Collected data entries:
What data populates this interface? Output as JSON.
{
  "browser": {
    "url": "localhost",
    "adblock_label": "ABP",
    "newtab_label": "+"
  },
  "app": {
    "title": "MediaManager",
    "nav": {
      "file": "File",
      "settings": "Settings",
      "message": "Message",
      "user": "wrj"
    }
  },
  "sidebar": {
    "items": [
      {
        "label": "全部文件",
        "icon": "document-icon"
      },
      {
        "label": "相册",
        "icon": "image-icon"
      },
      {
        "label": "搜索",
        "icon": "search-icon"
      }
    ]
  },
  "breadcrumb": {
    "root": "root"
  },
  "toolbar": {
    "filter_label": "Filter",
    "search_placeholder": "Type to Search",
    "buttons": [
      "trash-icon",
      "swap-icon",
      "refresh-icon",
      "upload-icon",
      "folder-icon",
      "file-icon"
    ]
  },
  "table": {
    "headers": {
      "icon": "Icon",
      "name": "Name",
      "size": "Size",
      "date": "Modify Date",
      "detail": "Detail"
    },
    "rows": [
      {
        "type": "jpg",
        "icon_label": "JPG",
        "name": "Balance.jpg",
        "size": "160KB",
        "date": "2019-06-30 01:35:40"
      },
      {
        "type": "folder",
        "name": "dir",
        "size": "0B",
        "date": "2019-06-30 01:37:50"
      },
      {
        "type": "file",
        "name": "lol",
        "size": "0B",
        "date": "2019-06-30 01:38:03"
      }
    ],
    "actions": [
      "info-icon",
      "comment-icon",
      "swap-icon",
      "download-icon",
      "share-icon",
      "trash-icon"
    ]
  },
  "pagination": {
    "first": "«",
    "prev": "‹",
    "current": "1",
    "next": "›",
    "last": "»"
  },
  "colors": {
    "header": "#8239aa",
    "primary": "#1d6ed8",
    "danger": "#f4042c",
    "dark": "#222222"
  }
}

# [What to do]
Give back all the data exactly as written.

# [Complete response]
What data populates this interface? Output as JSON.
{
  "browser": {
    "url": "localhost",
    "adblock_label": "ABP",
    "newtab_label": "+"
  },
  "app": {
    "title": "MediaManager",
    "nav": {
      "file": "File",
      "settings": "Settings",
      "message": "Message",
      "user": "wrj"
    }
  },
  "sidebar": {
    "items": [
      {
        "label": "全部文件",
        "icon": "document-icon"
      },
      {
        "label": "相册",
        "icon": "image-icon"
      },
      {
        "label": "搜索",
        "icon": "search-icon"
      }
    ]
  },
  "breadcrumb": {
    "root": "root"
  },
  "toolbar": {
    "filter_label": "Filter",
    "search_placeholder": "Type to Search",
    "buttons": [
      "trash-icon",
      "swap-icon",
      "refresh-icon",
      "upload-icon",
      "folder-icon",
      "file-icon"
    ]
  },
  "table": {
    "headers": {
      "icon": "Icon",
      "name": "Name",
      "size": "Size",
      "date": "Modify Date",
      "detail": "Detail"
    },
    "rows": [
      {
        "type": "jpg",
        "icon_label": "JPG",
        "name": "Balance.jpg",
        "size": "160KB",
        "date": "2019-06-30 01:35:40"
      },
      {
        "type": "folder",
        "name": "dir",
        "size": "0B",
        "date": "2019-06-30 01:37:50"
      },
      {
        "type": "file",
        "name": "lol",
        "size": "0B",
        "date": "2019-06-30 01:38:03"
      }
    ],
    "actions": [
      "info-icon",
      "comment-icon",
      "swap-icon",
      "download-icon",
      "share-icon",
      "trash-icon"
    ]
  },
  "pagination": {
    "first": "«",
    "prev": "‹",
    "current": "1",
    "next": "›",
    "last": "»"
  },
  "colors": {
    "header": "#8239aa",
    "primary": "#1d6ed8",
    "danger": "#f4042c",
    "dark": "#222222"
  }
}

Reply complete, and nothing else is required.